(Aim of the task): In the lines below, find the one that contains "What does this" and write it out exactly, along with every line that follows it.
====
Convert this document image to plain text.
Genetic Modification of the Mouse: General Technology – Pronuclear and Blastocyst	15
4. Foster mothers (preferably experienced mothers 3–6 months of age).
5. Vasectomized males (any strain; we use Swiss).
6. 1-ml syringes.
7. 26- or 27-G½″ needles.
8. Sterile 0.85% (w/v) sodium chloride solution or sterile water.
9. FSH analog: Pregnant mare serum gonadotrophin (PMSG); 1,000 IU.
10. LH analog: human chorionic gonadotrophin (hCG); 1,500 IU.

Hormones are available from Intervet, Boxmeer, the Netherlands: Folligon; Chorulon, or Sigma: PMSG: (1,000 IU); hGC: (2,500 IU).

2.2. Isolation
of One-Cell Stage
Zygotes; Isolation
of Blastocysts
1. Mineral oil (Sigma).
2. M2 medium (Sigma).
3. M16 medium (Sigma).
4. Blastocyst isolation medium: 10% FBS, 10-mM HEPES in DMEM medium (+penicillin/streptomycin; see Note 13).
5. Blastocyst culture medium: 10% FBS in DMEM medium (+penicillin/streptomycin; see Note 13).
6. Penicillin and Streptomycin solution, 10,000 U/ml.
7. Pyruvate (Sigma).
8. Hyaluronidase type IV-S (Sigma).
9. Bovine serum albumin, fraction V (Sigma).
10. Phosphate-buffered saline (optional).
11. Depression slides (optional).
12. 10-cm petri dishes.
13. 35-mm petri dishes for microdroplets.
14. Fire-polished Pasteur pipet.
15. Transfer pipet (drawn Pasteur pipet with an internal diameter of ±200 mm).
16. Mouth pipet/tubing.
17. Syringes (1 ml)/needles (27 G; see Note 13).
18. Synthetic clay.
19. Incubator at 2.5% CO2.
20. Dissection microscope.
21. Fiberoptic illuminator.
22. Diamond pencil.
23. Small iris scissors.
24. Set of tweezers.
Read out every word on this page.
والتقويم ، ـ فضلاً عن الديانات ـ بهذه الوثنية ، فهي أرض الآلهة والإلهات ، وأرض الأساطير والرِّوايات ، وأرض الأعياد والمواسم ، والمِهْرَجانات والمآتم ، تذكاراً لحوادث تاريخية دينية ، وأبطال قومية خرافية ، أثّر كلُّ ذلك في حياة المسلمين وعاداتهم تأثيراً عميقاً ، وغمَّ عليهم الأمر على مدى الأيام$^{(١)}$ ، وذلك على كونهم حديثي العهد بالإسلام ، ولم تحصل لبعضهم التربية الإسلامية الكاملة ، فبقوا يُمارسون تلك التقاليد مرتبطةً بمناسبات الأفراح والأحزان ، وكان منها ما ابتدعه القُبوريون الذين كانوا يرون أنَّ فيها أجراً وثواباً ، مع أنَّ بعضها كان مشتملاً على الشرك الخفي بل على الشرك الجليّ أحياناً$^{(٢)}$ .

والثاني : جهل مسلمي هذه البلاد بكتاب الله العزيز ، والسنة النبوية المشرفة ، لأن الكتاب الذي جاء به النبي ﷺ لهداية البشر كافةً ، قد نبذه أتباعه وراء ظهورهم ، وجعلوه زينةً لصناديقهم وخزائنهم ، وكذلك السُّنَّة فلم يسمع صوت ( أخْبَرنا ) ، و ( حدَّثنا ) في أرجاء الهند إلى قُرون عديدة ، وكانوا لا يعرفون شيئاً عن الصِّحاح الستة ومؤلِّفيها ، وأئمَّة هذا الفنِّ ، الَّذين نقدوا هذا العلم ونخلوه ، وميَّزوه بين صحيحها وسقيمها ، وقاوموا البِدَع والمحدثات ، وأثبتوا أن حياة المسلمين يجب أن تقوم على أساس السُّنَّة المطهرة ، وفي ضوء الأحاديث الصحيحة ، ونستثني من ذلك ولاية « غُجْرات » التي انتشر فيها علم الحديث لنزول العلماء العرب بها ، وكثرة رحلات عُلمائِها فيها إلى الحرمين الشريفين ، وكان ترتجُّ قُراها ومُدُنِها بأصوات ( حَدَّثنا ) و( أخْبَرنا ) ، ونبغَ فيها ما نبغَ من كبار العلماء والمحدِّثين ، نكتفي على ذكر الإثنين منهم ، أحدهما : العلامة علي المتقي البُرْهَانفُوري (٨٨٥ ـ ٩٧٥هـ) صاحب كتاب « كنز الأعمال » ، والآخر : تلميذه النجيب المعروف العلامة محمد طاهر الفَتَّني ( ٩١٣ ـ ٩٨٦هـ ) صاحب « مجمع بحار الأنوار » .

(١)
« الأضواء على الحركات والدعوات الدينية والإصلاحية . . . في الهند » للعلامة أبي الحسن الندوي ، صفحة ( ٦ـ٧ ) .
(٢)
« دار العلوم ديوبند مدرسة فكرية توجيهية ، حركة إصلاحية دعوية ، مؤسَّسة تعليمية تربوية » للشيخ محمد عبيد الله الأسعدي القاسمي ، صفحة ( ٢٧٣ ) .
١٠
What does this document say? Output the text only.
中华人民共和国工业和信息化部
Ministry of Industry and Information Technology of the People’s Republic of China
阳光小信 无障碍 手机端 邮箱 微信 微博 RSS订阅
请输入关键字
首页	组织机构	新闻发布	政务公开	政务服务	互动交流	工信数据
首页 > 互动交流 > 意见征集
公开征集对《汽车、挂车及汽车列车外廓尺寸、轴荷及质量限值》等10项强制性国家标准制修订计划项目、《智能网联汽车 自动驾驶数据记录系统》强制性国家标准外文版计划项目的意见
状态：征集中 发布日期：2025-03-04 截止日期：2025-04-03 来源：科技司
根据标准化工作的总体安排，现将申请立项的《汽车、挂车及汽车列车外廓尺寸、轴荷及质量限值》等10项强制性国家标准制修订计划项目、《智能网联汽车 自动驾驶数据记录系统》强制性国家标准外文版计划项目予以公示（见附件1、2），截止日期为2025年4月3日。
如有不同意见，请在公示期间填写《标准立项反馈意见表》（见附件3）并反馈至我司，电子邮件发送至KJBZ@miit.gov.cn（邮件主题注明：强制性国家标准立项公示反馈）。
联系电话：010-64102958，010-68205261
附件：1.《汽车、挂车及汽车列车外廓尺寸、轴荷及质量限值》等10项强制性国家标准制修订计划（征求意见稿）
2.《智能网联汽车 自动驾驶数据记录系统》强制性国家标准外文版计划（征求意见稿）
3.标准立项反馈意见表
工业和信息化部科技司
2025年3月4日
====
(Task response):
What does this document say? Output the text only.
中华人民共和国工业和信息化部
Ministry of Industry and Information Technology of the People’s Republic of China
阳光小信 无障碍 手机端 邮箱 微信 微博 RSS订阅
请输入关键字
首页	组织机构	新闻发布	政务公开	政务服务	互动交流	工信数据
首页 > 互动交流 > 意见征集
公开征集对《汽车、挂车及汽车列车外廓尺寸、轴荷及质量限值》等10项强制性国家标准制修订计划项目、《智能网联汽车 自动驾驶数据记录系统》强制性国家标准外文版计划项目的意见
状态：征集中 发布日期：2025-03-04 截止日期：2025-04-03 来源：科技司
根据标准化工作的总体安排，现将申请立项的《汽车、挂车及汽车列车外廓尺寸、轴荷及质量限值》等10项强制性国家标准制修订计划项目、《智能网联汽车 自动驾驶数据记录系统》强制性国家标准外文版计划项目予以公示（见附件1、2），截止日期为2025年4月3日。
如有不同意见，请在公示期间填写《标准立项反馈意见表》（见附件3）并反馈至我司，电子邮件发送至KJBZ@miit.gov.cn（邮件主题注明：强制性国家标准立项公示反馈）。
联系电话：010-64102958，010-68205261
附件：1.《汽车、挂车及汽车列车外廓尺寸、轴荷及质量限值》等10项强制性国家标准制修订计划（征求意见稿）
2.《智能网联汽车 自动驾驶数据记录系统》强制性国家标准外文版计划（征求意见稿）
3.标准立项反馈意见表
工业和信息化部科技司
2025年3月4日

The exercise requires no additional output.